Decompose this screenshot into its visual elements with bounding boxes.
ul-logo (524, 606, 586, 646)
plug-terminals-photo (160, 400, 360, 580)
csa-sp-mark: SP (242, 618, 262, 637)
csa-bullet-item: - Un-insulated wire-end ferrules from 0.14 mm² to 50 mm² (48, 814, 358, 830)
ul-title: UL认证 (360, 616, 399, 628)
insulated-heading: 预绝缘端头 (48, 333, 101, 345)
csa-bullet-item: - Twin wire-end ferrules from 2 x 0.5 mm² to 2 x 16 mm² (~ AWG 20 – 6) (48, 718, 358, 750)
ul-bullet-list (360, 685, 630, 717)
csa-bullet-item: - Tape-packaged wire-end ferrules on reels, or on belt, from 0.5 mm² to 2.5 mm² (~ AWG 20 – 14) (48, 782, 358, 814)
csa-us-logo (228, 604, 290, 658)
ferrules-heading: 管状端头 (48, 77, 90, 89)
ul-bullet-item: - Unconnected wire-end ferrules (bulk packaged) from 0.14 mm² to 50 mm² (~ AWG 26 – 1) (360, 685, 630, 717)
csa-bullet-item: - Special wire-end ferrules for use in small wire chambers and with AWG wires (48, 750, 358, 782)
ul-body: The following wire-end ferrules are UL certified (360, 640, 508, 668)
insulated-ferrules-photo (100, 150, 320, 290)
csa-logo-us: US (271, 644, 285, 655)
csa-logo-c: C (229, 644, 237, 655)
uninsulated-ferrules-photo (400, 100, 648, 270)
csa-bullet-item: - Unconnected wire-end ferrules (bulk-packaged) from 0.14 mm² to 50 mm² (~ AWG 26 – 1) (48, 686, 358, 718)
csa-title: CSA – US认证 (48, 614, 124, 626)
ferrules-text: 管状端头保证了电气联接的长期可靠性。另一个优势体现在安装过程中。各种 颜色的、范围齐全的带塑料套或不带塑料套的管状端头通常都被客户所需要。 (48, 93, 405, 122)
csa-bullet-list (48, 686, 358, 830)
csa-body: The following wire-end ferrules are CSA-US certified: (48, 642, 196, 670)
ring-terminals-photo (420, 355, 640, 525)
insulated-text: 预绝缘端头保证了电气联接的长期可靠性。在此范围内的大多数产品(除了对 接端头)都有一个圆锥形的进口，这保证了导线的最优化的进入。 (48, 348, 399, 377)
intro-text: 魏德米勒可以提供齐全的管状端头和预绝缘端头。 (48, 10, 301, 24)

§ **Exercise goal**: Tally the lines in the records above that contain the string "logo", where case counts, and reply with the number alone.

§ **Written reply**: 4